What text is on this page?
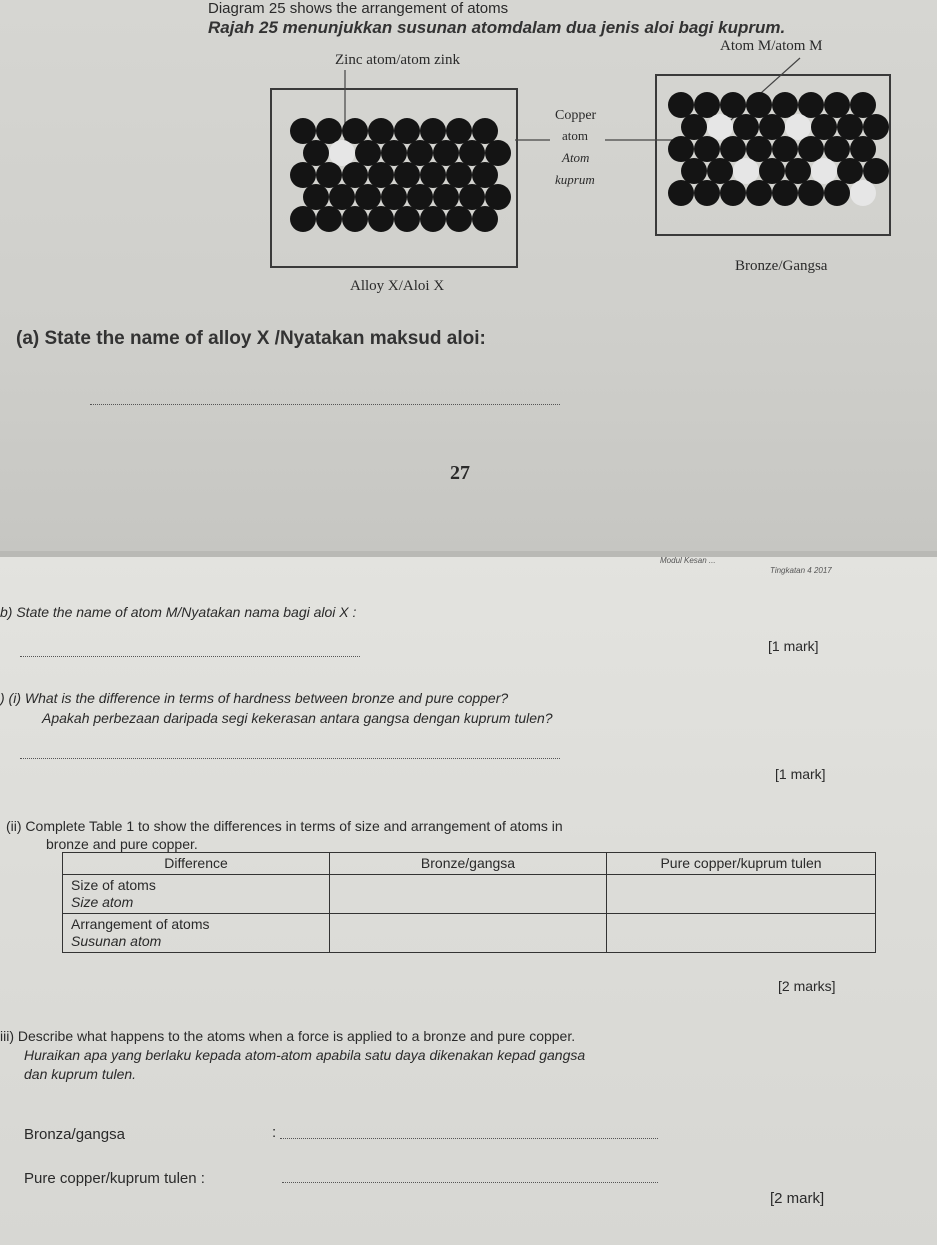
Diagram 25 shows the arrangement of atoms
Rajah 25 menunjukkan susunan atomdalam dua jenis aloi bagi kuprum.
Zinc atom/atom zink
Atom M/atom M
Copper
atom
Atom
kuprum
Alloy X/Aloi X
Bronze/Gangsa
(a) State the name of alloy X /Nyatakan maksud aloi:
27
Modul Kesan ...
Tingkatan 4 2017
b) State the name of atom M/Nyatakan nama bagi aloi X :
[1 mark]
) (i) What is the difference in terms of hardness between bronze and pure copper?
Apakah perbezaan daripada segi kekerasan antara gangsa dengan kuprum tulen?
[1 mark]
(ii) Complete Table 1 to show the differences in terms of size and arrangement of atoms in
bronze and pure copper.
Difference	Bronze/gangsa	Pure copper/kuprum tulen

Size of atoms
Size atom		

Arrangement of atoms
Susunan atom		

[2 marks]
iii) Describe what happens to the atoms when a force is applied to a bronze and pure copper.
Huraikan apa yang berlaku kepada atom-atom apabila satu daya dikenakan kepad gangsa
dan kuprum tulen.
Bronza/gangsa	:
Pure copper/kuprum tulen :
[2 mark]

......

* [WRITTEN EXERCISE] Nothing in the entries should change as you copy them, except that the pictures are left out.

* [TASK ANSWER]
What text is on this page?
Diagram 25 shows the arrangement of atoms
Rajah 25 menunjukkan susunan atomdalam dua jenis aloi bagi kuprum.
Zinc atom/atom zink
Atom M/atom M
Copper
atom
Atom
kuprum
Alloy X/Aloi X
Bronze/Gangsa
(a) State the name of alloy X /Nyatakan maksud aloi:
27
Modul Kesan ...
Tingkatan 4 2017
b) State the name of atom M/Nyatakan nama bagi aloi X :
[1 mark]
) (i) What is the difference in terms of hardness between bronze and pure copper?
Apakah perbezaan daripada segi kekerasan antara gangsa dengan kuprum tulen?
[1 mark]
(ii) Complete Table 1 to show the differences in terms of size and arrangement of atoms in
bronze and pure copper.
Difference	Bronze/gangsa	Pure copper/kuprum tulen

Size of atoms
Size atom		

Arrangement of atoms
Susunan atom		

[2 marks]
iii) Describe what happens to the atoms when a force is applied to a bronze and pure copper.
Huraikan apa yang berlaku kepada atom-atom apabila satu daya dikenakan kepad gangsa
dan kuprum tulen.
Bronza/gangsa	:
Pure copper/kuprum tulen :
[2 mark]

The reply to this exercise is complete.